- _Problem details_
Each line below should be quoted exactly, please.

Collected data entries:
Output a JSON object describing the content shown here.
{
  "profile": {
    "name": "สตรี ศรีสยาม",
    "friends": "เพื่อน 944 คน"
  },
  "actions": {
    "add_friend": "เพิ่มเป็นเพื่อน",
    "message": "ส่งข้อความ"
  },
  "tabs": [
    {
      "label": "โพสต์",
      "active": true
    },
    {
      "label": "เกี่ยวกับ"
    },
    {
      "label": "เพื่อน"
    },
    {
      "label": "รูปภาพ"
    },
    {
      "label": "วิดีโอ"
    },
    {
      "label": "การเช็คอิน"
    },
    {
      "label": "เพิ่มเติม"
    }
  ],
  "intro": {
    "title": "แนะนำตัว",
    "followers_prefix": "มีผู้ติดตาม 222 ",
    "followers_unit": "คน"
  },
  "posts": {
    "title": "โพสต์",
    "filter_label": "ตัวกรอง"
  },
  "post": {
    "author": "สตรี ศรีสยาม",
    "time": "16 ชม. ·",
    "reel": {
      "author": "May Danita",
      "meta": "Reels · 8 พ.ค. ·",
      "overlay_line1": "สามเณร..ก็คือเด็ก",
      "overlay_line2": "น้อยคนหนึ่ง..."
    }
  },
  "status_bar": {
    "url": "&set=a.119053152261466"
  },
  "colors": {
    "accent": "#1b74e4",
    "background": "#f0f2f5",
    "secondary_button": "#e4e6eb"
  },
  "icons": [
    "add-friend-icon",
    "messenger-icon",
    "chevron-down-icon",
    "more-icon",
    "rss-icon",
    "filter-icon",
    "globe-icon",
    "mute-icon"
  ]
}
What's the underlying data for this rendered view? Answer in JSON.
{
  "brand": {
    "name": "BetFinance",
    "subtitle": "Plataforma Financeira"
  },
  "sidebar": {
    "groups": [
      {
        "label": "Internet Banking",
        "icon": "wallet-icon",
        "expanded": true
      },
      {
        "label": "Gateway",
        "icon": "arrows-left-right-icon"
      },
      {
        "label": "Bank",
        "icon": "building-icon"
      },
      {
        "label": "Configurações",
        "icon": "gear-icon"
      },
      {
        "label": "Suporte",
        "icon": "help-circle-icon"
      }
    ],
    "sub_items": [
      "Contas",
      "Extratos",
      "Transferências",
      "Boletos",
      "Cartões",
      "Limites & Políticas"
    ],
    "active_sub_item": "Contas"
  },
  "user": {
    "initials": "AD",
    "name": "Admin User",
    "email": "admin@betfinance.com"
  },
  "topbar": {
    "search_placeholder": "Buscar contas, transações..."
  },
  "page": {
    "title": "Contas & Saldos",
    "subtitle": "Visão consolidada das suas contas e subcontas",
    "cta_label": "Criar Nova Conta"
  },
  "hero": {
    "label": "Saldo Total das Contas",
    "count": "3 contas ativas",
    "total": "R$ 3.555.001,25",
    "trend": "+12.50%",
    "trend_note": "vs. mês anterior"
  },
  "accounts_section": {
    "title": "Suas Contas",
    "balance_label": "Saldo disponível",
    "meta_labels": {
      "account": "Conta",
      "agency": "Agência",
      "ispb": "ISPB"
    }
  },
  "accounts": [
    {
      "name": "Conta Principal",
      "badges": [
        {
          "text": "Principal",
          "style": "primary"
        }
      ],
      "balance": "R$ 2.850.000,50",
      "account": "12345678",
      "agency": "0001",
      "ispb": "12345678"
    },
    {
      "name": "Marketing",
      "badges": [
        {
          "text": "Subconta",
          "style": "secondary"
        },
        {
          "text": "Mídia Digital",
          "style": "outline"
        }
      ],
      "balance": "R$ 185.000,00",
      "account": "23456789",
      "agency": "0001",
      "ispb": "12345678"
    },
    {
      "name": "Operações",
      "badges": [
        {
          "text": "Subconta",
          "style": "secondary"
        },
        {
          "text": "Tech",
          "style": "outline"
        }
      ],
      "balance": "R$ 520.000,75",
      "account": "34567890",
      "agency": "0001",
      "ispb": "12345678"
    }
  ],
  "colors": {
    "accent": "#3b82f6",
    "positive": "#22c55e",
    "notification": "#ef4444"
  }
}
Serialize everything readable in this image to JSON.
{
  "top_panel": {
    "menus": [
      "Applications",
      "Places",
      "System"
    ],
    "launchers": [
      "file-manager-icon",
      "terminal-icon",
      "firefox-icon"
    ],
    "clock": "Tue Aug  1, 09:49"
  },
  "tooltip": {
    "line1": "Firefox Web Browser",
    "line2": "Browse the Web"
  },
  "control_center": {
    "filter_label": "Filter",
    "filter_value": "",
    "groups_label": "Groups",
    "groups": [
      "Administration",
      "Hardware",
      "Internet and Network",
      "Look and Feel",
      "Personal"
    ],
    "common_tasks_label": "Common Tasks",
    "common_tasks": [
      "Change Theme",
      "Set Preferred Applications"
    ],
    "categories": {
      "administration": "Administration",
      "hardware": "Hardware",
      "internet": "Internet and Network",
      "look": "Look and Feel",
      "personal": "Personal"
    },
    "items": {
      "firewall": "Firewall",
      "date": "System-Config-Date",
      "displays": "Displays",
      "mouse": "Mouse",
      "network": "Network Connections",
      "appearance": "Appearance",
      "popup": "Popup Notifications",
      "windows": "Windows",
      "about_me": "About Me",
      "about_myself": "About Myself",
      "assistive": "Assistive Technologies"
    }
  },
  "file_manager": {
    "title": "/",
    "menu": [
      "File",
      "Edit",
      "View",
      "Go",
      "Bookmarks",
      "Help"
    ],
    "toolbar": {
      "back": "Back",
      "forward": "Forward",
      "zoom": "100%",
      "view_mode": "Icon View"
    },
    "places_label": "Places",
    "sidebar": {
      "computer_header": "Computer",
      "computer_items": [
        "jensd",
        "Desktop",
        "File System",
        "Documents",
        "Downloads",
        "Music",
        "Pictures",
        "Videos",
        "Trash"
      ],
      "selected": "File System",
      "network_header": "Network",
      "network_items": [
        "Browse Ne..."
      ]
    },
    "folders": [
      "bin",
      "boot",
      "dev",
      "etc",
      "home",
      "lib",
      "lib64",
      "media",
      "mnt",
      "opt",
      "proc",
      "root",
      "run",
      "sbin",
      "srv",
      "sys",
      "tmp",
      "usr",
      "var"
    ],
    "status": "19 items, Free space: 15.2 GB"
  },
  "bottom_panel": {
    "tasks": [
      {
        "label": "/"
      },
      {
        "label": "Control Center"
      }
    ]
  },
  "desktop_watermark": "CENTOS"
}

- _Exercise answer_
Output a JSON object describing the content shown here.
{
  "profile": {
    "name": "สตรี ศรีสยาม",
    "friends": "เพื่อน 944 คน"
  },
  "actions": {
    "add_friend": "เพิ่มเป็นเพื่อน",
    "message": "ส่งข้อความ"
  },
  "tabs": [
    {
      "label": "โพสต์",
      "active": true
    },
    {
      "label": "เกี่ยวกับ"
    },
    {
      "label": "เพื่อน"
    },
    {
      "label": "รูปภาพ"
    },
    {
      "label": "วิดีโอ"
    },
    {
      "label": "การเช็คอิน"
    },
    {
      "label": "เพิ่มเติม"
    }
  ],
  "intro": {
    "title": "แนะนำตัว",
    "followers_prefix": "มีผู้ติดตาม 222 ",
    "followers_unit": "คน"
  },
  "posts": {
    "title": "โพสต์",
    "filter_label": "ตัวกรอง"
  },
  "post": {
    "author": "สตรี ศรีสยาม",
    "time": "16 ชม. ·",
    "reel": {
      "author": "May Danita",
      "meta": "Reels · 8 พ.ค. ·",
      "overlay_line1": "สามเณร..ก็คือเด็ก",
      "overlay_line2": "น้อยคนหนึ่ง..."
    }
  },
  "status_bar": {
    "url": "&set=a.119053152261466"
  },
  "colors": {
    "accent": "#1b74e4",
    "background": "#f0f2f5",
    "secondary_button": "#e4e6eb"
  },
  "icons": [
    "add-friend-icon",
    "messenger-icon",
    "chevron-down-icon",
    "more-icon",
    "rss-icon",
    "filter-icon",
    "globe-icon",
    "mute-icon"
  ]
}
What's the underlying data for this rendered view? Answer in JSON.
{
  "brand": {
    "name": "BetFinance",
    "subtitle": "Plataforma Financeira"
  },
  "sidebar": {
    "groups": [
      {
        "label": "Internet Banking",
        "icon": "wallet-icon",
        "expanded": true
      },
      {
        "label": "Gateway",
        "icon": "arrows-left-right-icon"
      },
      {
        "label": "Bank",
        "icon": "building-icon"
      },
      {
        "label": "Configurações",
        "icon": "gear-icon"
      },
      {
        "label": "Suporte",
        "icon": "help-circle-icon"
      }
    ],
    "sub_items": [
      "Contas",
      "Extratos",
      "Transferências",
      "Boletos",
      "Cartões",
      "Limites & Políticas"
    ],
    "active_sub_item": "Contas"
  },
  "user": {
    "initials": "AD",
    "name": "Admin User",
    "email": "admin@betfinance.com"
  },
  "topbar": {
    "search_placeholder": "Buscar contas, transações..."
  },
  "page": {
    "title": "Contas & Saldos",
    "subtitle": "Visão consolidada das suas contas e subcontas",
    "cta_label": "Criar Nova Conta"
  },
  "hero": {
    "label": "Saldo Total das Contas",
    "count": "3 contas ativas",
    "total": "R$ 3.555.001,25",
    "trend": "+12.50%",
    "trend_note": "vs. mês anterior"
  },
  "accounts_section": {
    "title": "Suas Contas",
    "balance_label": "Saldo disponível",
    "meta_labels": {
      "account": "Conta",
      "agency": "Agência",
      "ispb": "ISPB"
    }
  },
  "accounts": [
    {
      "name": "Conta Principal",
      "badges": [
        {
          "text": "Principal",
          "style": "primary"
        }
      ],
      "balance": "R$ 2.850.000,50",
      "account": "12345678",
      "agency": "0001",
      "ispb": "12345678"
    },
    {
      "name": "Marketing",
      "badges": [
        {
          "text": "Subconta",
          "style": "secondary"
        },
        {
          "text": "Mídia Digital",
          "style": "outline"
        }
      ],
      "balance": "R$ 185.000,00",
      "account": "23456789",
      "agency": "0001",
      "ispb": "12345678"
    },
    {
      "name": "Operações",
      "badges": [
        {
          "text": "Subconta",
          "style": "secondary"
        },
        {
          "text": "Tech",
          "style": "outline"
        }
      ],
      "balance": "R$ 520.000,75",
      "account": "34567890",
      "agency": "0001",
      "ispb": "12345678"
    }
  ],
  "colors": {
    "accent": "#3b82f6",
    "positive": "#22c55e",
    "notification": "#ef4444"
  }
}
Serialize everything readable in this image to JSON.
{
  "top_panel": {
    "menus": [
      "Applications",
      "Places",
      "System"
    ],
    "launchers": [
      "file-manager-icon",
      "terminal-icon",
      "firefox-icon"
    ],
    "clock": "Tue Aug  1, 09:49"
  },
  "tooltip": {
    "line1": "Firefox Web Browser",
    "line2": "Browse the Web"
  },
  "control_center": {
    "filter_label": "Filter",
    "filter_value": "",
    "groups_label": "Groups",
    "groups": [
      "Administration",
      "Hardware",
      "Internet and Network",
      "Look and Feel",
      "Personal"
    ],
    "common_tasks_label": "Common Tasks",
    "common_tasks": [
      "Change Theme",
      "Set Preferred Applications"
    ],
    "categories": {
      "administration": "Administration",
      "hardware": "Hardware",
      "internet": "Internet and Network",
      "look": "Look and Feel",
      "personal": "Personal"
    },
    "items": {
      "firewall": "Firewall",
      "date": "System-Config-Date",
      "displays": "Displays",
      "mouse": "Mouse",
      "network": "Network Connections",
      "appearance": "Appearance",
      "popup": "Popup Notifications",
      "windows": "Windows",
      "about_me": "About Me",
      "about_myself": "About Myself",
      "assistive": "Assistive Technologies"
    }
  },
  "file_manager": {
    "title": "/",
    "menu": [
      "File",
      "Edit",
      "View",
      "Go",
      "Bookmarks",
      "Help"
    ],
    "toolbar": {
      "back": "Back",
      "forward": "Forward",
      "zoom": "100%",
      "view_mode": "Icon View"
    },
    "places_label": "Places",
    "sidebar": {
      "computer_header": "Computer",
      "computer_items": [
        "jensd",
        "Desktop",
        "File System",
        "Documents",
        "Downloads",
        "Music",
        "Pictures",
        "Videos",
        "Trash"
      ],
      "selected": "File System",
      "network_header": "Network",
      "network_items": [
        "Browse Ne..."
      ]
    },
    "folders": [
      "bin",
      "boot",
      "dev",
      "etc",
      "home",
      "lib",
      "lib64",
      "media",
      "mnt",
      "opt",
      "proc",
      "root",
      "run",
      "sbin",
      "srv",
      "sys",
      "tmp",
      "usr",
      "var"
    ],
    "status": "19 items, Free space: 15.2 GB"
  },
  "bottom_panel": {
    "tasks": [
      {
        "label": "/"
      },
      {
        "label": "Control Center"
      }
    ]
  },
  "desktop_watermark": "CENTOS"
}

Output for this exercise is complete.